» Your goal
In the installation guide, which packages does the Audio dependency group add to the base install?

===== Reading text =====

Using uv (Recommended)

uv is a fast Python package installer.

# Install uv (if not already installed)
curl -LsSf https://astral.sh/uv/install.sh | sh

# Create virtual environment and install dependencies
uv venv .venv
source .venv/bin/activate
uv pip install -e ".[all]"

Using pip

python -m venv .venv
source .venv/bin/activate
pip install -e ".[all]"

Dependency Groups

Group Command Includes
Base pip install -e . torch, numpy, pandas, einops, tqdm, pillow
Audio pip install -e ".[audio]" + librosa, scipy
Visualization pip install -e ".[visualization]" + fiftyone, umap-learn, matplotlib
Training pip install -e ".[training]" + mlflow
Dev pip install -e ".[dev]" + pytest, pytest-cov
All pip install -e ".[all]" Everything

Quick Start

# Activate environment
source .venv/bin/activate

# Verify plugins are registered
python -c "from src import model_registry; print(model_registry.list())"
# Output: ['audiomae++', 'baseline']

Project Structure

.

===== Dataset extract =====

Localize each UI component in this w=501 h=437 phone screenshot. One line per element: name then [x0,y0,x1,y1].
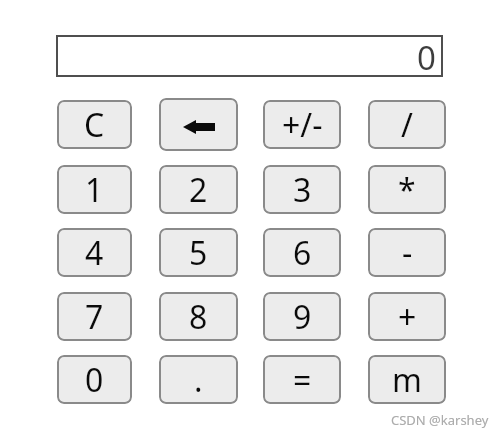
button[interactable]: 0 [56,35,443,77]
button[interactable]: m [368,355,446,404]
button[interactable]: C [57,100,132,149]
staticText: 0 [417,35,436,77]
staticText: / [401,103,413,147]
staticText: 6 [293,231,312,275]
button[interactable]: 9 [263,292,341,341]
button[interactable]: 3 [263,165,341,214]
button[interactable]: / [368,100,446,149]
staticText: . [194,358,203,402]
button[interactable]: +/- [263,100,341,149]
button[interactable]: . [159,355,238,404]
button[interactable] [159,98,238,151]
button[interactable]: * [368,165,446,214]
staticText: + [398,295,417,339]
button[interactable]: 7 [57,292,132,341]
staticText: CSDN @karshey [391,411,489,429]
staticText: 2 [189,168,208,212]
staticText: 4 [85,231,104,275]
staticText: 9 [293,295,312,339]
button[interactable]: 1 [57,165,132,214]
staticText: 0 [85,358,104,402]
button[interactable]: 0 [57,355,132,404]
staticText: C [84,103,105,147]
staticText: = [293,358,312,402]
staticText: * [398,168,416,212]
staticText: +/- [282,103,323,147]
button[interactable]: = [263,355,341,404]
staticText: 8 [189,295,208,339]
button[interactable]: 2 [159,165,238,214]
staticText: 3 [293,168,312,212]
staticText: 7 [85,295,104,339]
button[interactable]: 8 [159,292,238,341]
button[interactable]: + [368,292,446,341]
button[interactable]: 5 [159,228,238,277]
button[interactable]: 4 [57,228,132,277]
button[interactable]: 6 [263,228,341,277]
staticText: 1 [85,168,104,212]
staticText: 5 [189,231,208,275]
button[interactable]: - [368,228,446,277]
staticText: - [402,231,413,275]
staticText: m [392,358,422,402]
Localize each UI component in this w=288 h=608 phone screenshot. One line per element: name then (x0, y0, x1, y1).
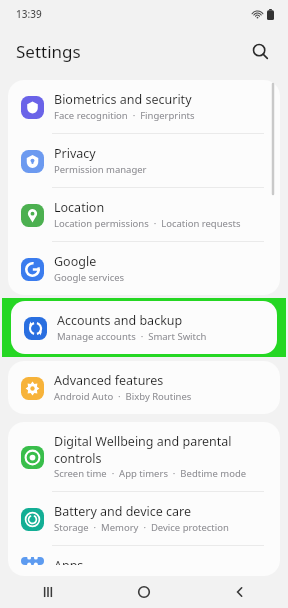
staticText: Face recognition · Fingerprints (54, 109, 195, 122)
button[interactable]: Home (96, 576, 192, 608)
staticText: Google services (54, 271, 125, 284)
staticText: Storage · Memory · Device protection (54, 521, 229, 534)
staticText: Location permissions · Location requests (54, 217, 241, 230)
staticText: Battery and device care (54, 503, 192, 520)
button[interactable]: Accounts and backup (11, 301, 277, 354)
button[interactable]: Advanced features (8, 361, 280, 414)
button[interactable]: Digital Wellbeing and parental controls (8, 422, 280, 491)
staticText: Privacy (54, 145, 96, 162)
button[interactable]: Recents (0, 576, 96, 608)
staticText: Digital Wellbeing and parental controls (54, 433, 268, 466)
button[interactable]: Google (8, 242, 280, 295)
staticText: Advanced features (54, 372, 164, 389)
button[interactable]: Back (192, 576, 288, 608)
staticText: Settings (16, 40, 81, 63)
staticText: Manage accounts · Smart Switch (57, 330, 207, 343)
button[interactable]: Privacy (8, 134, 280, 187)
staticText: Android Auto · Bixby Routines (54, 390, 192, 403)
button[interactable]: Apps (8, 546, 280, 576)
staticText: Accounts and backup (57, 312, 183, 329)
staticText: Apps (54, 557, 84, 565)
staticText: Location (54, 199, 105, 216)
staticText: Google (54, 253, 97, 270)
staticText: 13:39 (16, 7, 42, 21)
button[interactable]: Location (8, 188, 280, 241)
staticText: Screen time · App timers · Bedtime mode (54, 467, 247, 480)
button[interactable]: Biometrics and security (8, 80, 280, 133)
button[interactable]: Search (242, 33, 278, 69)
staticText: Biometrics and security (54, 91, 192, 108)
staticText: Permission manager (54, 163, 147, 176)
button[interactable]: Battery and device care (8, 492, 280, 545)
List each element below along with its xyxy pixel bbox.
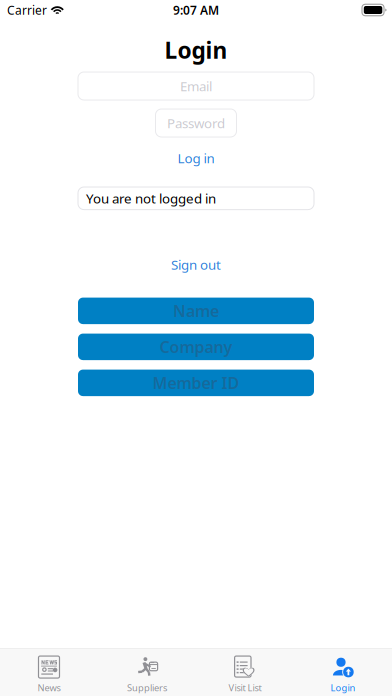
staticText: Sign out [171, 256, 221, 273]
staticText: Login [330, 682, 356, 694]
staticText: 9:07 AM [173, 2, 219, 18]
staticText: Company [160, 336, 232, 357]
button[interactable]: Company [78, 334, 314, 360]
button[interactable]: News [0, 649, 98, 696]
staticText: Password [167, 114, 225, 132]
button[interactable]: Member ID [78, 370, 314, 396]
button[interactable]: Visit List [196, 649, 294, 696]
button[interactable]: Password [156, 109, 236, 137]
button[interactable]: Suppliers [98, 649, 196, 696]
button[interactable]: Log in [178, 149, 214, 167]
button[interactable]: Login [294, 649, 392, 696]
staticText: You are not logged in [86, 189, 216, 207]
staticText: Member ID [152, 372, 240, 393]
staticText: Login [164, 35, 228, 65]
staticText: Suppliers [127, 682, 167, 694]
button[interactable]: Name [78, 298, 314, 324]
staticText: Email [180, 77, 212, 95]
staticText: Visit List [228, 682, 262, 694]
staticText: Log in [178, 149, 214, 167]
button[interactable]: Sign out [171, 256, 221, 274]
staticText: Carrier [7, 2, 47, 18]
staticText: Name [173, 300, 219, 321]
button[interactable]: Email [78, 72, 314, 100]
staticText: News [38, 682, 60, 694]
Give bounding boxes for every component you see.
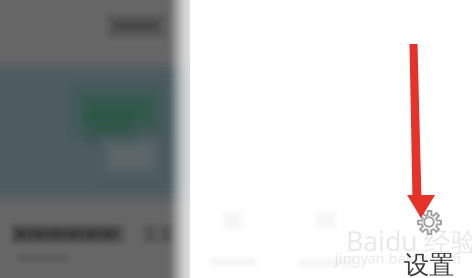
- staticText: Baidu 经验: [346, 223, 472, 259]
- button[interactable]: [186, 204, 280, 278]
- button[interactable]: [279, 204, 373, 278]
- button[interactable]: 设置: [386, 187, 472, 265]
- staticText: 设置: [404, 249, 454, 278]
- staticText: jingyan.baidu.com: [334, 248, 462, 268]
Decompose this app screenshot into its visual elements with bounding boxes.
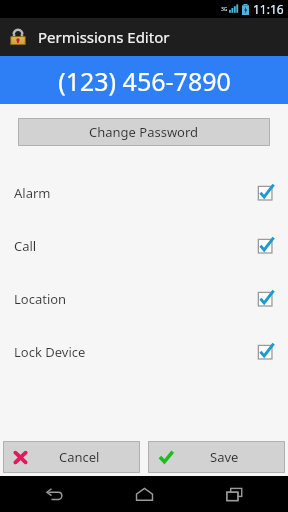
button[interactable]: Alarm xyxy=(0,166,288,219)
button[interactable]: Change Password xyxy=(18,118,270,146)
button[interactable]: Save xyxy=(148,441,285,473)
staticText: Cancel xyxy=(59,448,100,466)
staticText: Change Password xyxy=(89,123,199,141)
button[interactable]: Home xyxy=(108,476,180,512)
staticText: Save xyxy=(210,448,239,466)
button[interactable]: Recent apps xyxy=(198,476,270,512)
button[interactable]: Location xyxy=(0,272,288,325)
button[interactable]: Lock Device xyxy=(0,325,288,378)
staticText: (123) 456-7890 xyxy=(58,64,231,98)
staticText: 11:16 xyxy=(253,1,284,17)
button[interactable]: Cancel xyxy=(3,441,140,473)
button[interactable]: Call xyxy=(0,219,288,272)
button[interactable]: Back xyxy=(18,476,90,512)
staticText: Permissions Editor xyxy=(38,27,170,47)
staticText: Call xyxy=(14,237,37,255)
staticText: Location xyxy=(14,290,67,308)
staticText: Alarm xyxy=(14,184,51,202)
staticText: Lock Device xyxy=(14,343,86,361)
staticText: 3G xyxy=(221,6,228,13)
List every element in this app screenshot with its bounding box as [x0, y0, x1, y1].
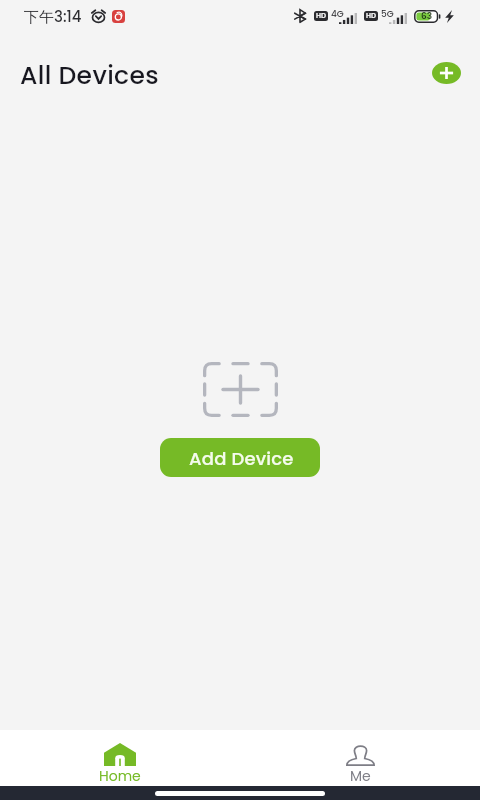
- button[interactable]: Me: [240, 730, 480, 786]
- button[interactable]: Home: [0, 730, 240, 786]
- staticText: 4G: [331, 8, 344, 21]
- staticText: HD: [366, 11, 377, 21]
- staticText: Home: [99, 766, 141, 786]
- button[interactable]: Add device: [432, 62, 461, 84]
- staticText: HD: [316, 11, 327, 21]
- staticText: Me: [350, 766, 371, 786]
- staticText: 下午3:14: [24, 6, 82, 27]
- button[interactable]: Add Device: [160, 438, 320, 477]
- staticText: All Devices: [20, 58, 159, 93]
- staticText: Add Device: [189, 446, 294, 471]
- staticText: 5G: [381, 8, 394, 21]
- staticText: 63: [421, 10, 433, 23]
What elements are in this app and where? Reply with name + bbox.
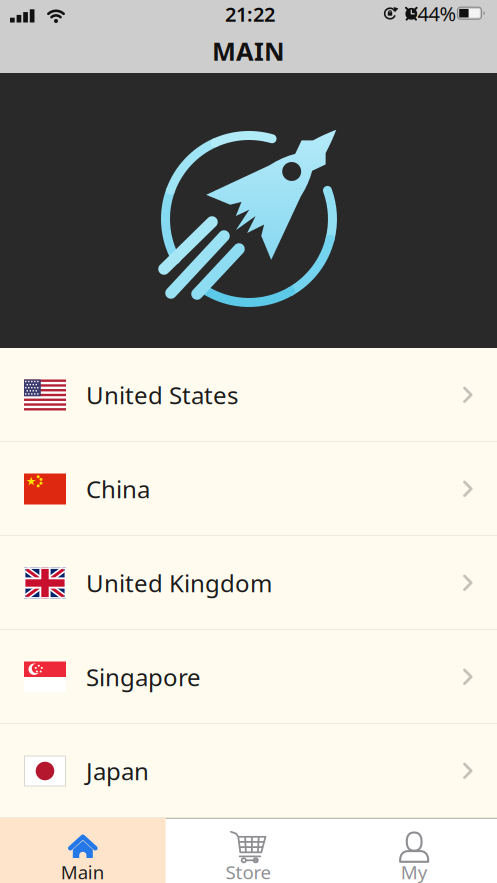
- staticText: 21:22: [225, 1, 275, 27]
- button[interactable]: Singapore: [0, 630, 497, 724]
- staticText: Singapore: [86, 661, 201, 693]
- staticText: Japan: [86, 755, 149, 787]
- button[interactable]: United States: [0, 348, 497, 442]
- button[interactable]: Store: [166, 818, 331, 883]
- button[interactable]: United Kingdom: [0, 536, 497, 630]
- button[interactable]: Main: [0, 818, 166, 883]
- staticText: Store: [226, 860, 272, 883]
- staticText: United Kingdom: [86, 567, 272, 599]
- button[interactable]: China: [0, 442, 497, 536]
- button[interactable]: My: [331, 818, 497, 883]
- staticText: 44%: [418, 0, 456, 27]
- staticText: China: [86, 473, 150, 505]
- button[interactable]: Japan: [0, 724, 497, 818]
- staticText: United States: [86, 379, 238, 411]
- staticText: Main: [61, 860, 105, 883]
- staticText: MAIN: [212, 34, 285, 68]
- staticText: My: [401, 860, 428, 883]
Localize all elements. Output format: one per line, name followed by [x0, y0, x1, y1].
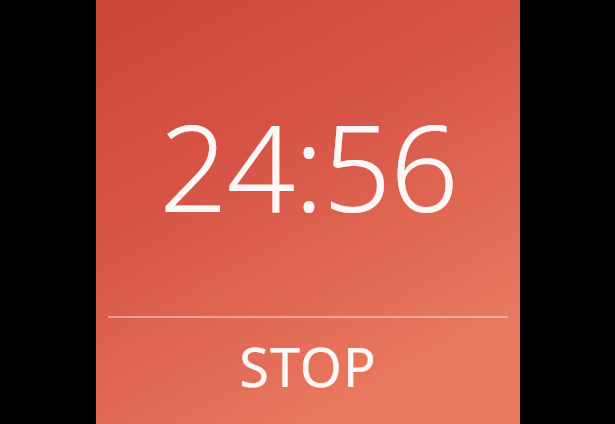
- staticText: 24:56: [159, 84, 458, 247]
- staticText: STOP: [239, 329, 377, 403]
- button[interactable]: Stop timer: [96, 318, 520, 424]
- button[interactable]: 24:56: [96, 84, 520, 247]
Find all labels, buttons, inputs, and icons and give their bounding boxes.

=====

» Solution to this exercise
librosa and scipy